▶ Supplied data

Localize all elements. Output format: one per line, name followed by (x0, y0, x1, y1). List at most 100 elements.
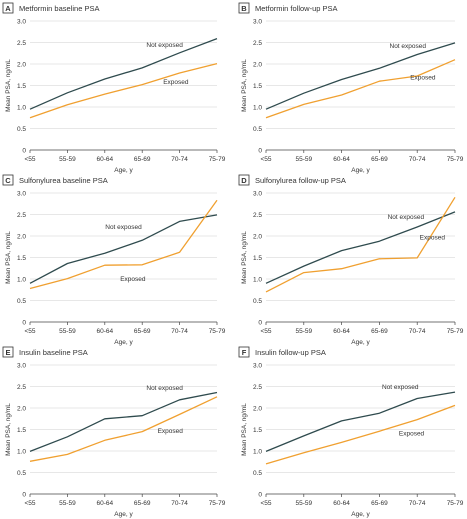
panel-d-y-tick-label: 2.0 (253, 234, 262, 241)
panel-d-x-tick-label: 55-59 (295, 328, 312, 335)
panel-d-y-tick-label: 1.5 (253, 255, 262, 262)
panel-e-not-exposed-label: Not exposed (146, 385, 183, 392)
panel-f-y-tick-label: 0 (258, 492, 262, 499)
panel-c-y-tick-label: 0.5 (17, 298, 26, 305)
panel-e-x-axis-label: Age, y (114, 511, 133, 518)
panel-b-y-tick-label: 0 (258, 148, 262, 155)
panel-b-x-tick-label: 70-74 (409, 156, 426, 163)
panel-f-y-tick-label: 0.5 (253, 470, 262, 477)
panel-a-y-tick-label: 3.0 (17, 19, 26, 26)
panel-f-x-tick-label: 65-69 (371, 500, 388, 507)
panel-a-letter: A (5, 4, 11, 13)
panel-b-x-tick-label: 55-59 (295, 156, 312, 163)
panel-c-y-tick-label: 0 (22, 320, 26, 327)
panel-a-y-tick-label: 2.5 (17, 40, 26, 47)
panel-b-not-exposed-label: Not exposed (390, 43, 427, 50)
panel-d-y-tick-label: 3.0 (253, 191, 262, 198)
panel-a-x-axis-label: Age, y (114, 167, 133, 174)
panel-a-not-exposed-line (29, 37, 218, 110)
panel-b-badge (238, 2, 250, 14)
panel-d-y-tick-label: 0.5 (253, 298, 262, 305)
panel-b-exposed-label: Exposed (410, 75, 436, 82)
panel-d-not-exposed-label: Not exposed (388, 214, 425, 221)
panel-b-x-tick-label: 60-64 (333, 156, 350, 163)
panel-e-x-tick-label: 60-64 (96, 500, 113, 507)
panel-e-y-axis-label: Mean PSA, ng/mL (5, 403, 12, 456)
panel-b-y-axis-label: Mean PSA, ng/mL (241, 59, 248, 112)
panel-a-exposed-label: Exposed (163, 79, 189, 86)
panel-e-x-tick-label: 70-74 (171, 500, 188, 507)
panel-e-x-tick-label: <55 (24, 500, 35, 507)
panel-b-y-tick-label: 2.5 (253, 40, 262, 47)
panel-c-not-exposed-label: Not exposed (105, 224, 142, 231)
panel-b-x-tick-label: <55 (260, 156, 271, 163)
panel-e-y-tick-label: 2.0 (17, 406, 26, 413)
panel-f-title: Insulin follow-up PSA (255, 348, 326, 357)
panel-f-not-exposed-label: Not exposed (382, 384, 419, 391)
panel-a-exposed-line (29, 62, 218, 119)
panel-a-y-tick-label: 1.5 (17, 83, 26, 90)
panel-b-y-tick-label: 0.5 (253, 126, 262, 133)
panel-b-x-tick-label: 75-79 (447, 156, 464, 163)
panel-f-y-tick-label: 2.0 (253, 406, 262, 413)
panel-e-x-tick-label: 65-69 (134, 500, 151, 507)
panel-c-y-tick-label: 1.5 (17, 255, 26, 262)
panel-b-letter: B (241, 4, 247, 13)
panel-a-y-tick-label: 1.0 (17, 105, 26, 112)
panel-e-exposed-line (29, 396, 218, 462)
panel-a-not-exposed-label: Not exposed (146, 42, 183, 49)
panel-e-y-tick-label: 1.5 (17, 427, 26, 434)
panel-a-badge (2, 2, 14, 14)
panel-f-y-axis-label: Mean PSA, ng/mL (241, 403, 248, 456)
panel-c-letter: C (5, 176, 11, 185)
panel-c-exposed-label: Exposed (120, 276, 146, 283)
panel-f-x-axis-label: Age, y (351, 511, 370, 518)
panel-b-exposed-line (265, 59, 456, 119)
panel-f-y-tick-label: 3.0 (253, 363, 262, 370)
panel-d-y-tick-label: 0 (258, 320, 262, 327)
panel-d-y-tick-label: 2.5 (253, 212, 262, 219)
panel-a-x-tick-label: 65-69 (134, 156, 151, 163)
panel-b-y-tick-label: 1.0 (253, 105, 262, 112)
panel-d-x-tick-label: 60-64 (333, 328, 350, 335)
panel-f-y-tick-label: 2.5 (253, 384, 262, 391)
panel-e-badge (2, 346, 14, 358)
panel-f-not-exposed-line (265, 391, 456, 453)
panel-e-exposed-label: Exposed (158, 428, 184, 435)
panel-c-x-tick-label: 65-69 (134, 328, 151, 335)
panel-f-exposed-label: Exposed (399, 430, 425, 437)
panel-a-x-tick-label: 55-59 (59, 156, 76, 163)
panel-e-y-tick-label: 0 (22, 492, 26, 499)
panel-b-title: Metformin follow-up PSA (255, 4, 338, 13)
panel-d-y-tick-label: 1.0 (253, 277, 262, 284)
panel-b-x-axis-label: Age, y (351, 167, 370, 174)
panel-c-x-tick-label: 55-59 (59, 328, 76, 335)
panel-d-x-tick-label: <55 (260, 328, 271, 335)
panel-f-x-tick-label: 70-74 (409, 500, 426, 507)
panel-c-exposed-line (29, 199, 218, 290)
panel-f-exposed-line (265, 404, 456, 465)
panel-d-x-tick-label: 70-74 (409, 328, 426, 335)
panel-a-y-tick-label: 2.0 (17, 62, 26, 69)
panel-d-exposed-label: Exposed (420, 235, 446, 242)
panel-c-x-tick-label: 75-79 (209, 328, 226, 335)
panel-d-letter: D (241, 176, 247, 185)
panel-d-badge (238, 174, 250, 186)
panel-c-y-tick-label: 3.0 (17, 191, 26, 198)
panel-d-x-tick-label: 65-69 (371, 328, 388, 335)
panel-c-x-tick-label: <55 (24, 328, 35, 335)
panel-f-x-tick-label: 75-79 (447, 500, 464, 507)
panel-f-x-tick-label: <55 (260, 500, 271, 507)
panel-c-x-tick-label: 60-64 (96, 328, 113, 335)
panel-d-x-tick-label: 75-79 (447, 328, 464, 335)
panel-e-x-tick-label: 75-79 (209, 500, 226, 507)
panel-e-title: Insulin baseline PSA (19, 348, 88, 357)
panel-c: C Sulfonylurea baseline PSA 0 0.5 1.0 1.5 2.0 2… (2, 174, 226, 346)
panel-b-y-tick-label: 1.5 (253, 83, 262, 90)
panel-c-title: Sulfonylurea baseline PSA (19, 176, 108, 185)
panel-e-not-exposed-line (29, 391, 218, 453)
panel-c-y-axis-label: Mean PSA, ng/mL (5, 231, 12, 284)
panel-e: E Insulin baseline PSA 0 0.5 1.0 1.5 2.0 2.5 3.0… (2, 346, 226, 518)
panel-d-not-exposed-line (265, 211, 456, 284)
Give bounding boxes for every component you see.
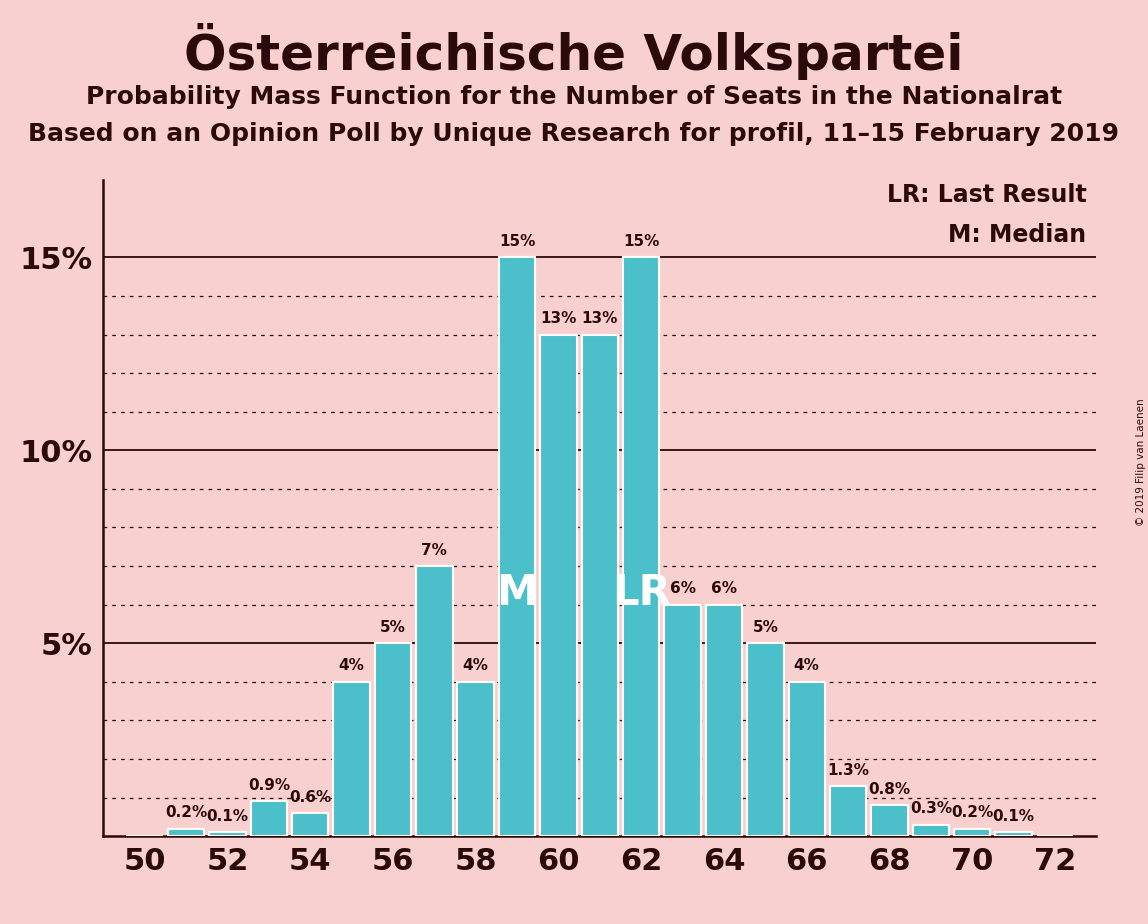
- Bar: [665, 604, 700, 836]
- Text: 15%: 15%: [623, 234, 659, 249]
- Text: 1.3%: 1.3%: [827, 762, 869, 778]
- Text: 0.1%: 0.1%: [207, 808, 248, 824]
- Text: 6%: 6%: [669, 581, 696, 596]
- Bar: [582, 334, 618, 836]
- Bar: [499, 258, 535, 836]
- Bar: [250, 801, 287, 836]
- Text: 4%: 4%: [463, 659, 489, 674]
- Text: LR: LR: [612, 572, 670, 614]
- Text: 0.8%: 0.8%: [868, 782, 910, 796]
- Bar: [954, 829, 991, 836]
- Bar: [168, 829, 204, 836]
- Text: Based on an Opinion Poll by Unique Research for profil, 11–15 February 2019: Based on an Opinion Poll by Unique Resea…: [29, 122, 1119, 146]
- Bar: [458, 682, 494, 836]
- Text: 15%: 15%: [499, 234, 535, 249]
- Bar: [541, 334, 576, 836]
- Bar: [913, 824, 949, 836]
- Text: 13%: 13%: [582, 311, 618, 326]
- Bar: [333, 682, 370, 836]
- Bar: [789, 682, 825, 836]
- Text: LR: Last Result: LR: Last Result: [886, 184, 1086, 208]
- Bar: [830, 786, 867, 836]
- Bar: [416, 566, 452, 836]
- Bar: [995, 833, 1032, 836]
- Text: 5%: 5%: [752, 620, 778, 635]
- Bar: [292, 813, 328, 836]
- Text: 4%: 4%: [339, 659, 365, 674]
- Text: M: Median: M: Median: [948, 223, 1086, 247]
- Text: Probability Mass Function for the Number of Seats in the Nationalrat: Probability Mass Function for the Number…: [86, 85, 1062, 109]
- Bar: [623, 258, 659, 836]
- Bar: [374, 643, 411, 836]
- Text: 13%: 13%: [541, 311, 576, 326]
- Bar: [747, 643, 784, 836]
- Text: 0.3%: 0.3%: [909, 801, 952, 816]
- Text: 0.2%: 0.2%: [951, 805, 993, 820]
- Text: 5%: 5%: [380, 620, 406, 635]
- Text: 6%: 6%: [711, 581, 737, 596]
- Text: 0.9%: 0.9%: [248, 778, 290, 793]
- Text: Österreichische Volkspartei: Österreichische Volkspartei: [184, 23, 964, 80]
- Text: 0.2%: 0.2%: [165, 805, 207, 820]
- Bar: [871, 806, 908, 836]
- Text: 7%: 7%: [421, 542, 448, 557]
- Bar: [209, 833, 246, 836]
- Bar: [706, 604, 742, 836]
- Text: © 2019 Filip van Laenen: © 2019 Filip van Laenen: [1135, 398, 1146, 526]
- Text: 0.1%: 0.1%: [993, 808, 1034, 824]
- Text: 4%: 4%: [793, 659, 820, 674]
- Text: M: M: [496, 572, 537, 614]
- Text: 0.6%: 0.6%: [289, 790, 332, 805]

▶ What is being asked
Copy out the lines in the records from the line containing "- Bar: [665, 604, 700, 836]" up to and including the line containing "- Text: 4%: 4%: [339, 659, 365, 674]", reproducing each one character for character.

▶ Output below
- Bar: [665, 604, 700, 836]
- Text: 15%: 15%: [623, 234, 659, 249]
- Text: 1.3%: 1.3%: [827, 762, 869, 778]
- Text: 0.1%: 0.1%: [207, 808, 248, 824]
- Text: 6%: 6%: [669, 581, 696, 596]
- Bar: [582, 334, 618, 836]
- Bar: [499, 258, 535, 836]
- Bar: [250, 801, 287, 836]
- Text: 4%: 4%: [463, 659, 489, 674]
- Text: LR: LR: [612, 572, 670, 614]
- Text: 0.8%: 0.8%: [868, 782, 910, 796]
- Bar: [954, 829, 991, 836]
- Bar: [168, 829, 204, 836]
- Text: Based on an Opinion Poll by Unique Research for profil, 11–15 February 2019: Based on an Opinion Poll by Unique Resea…: [29, 122, 1119, 146]
- Bar: [458, 682, 494, 836]
- Text: 15%: 15%: [499, 234, 535, 249]
- Bar: [541, 334, 576, 836]
- Bar: [913, 824, 949, 836]
- Text: 13%: 13%: [582, 311, 618, 326]
- Bar: [333, 682, 370, 836]
- Bar: [789, 682, 825, 836]
- Text: LR: Last Result: LR: Last Result: [886, 184, 1086, 208]
- Bar: [830, 786, 867, 836]
- Bar: [416, 566, 452, 836]
- Bar: [995, 833, 1032, 836]
- Text: 5%: 5%: [752, 620, 778, 635]
- Bar: [292, 813, 328, 836]
- Text: 4%: 4%: [339, 659, 365, 674]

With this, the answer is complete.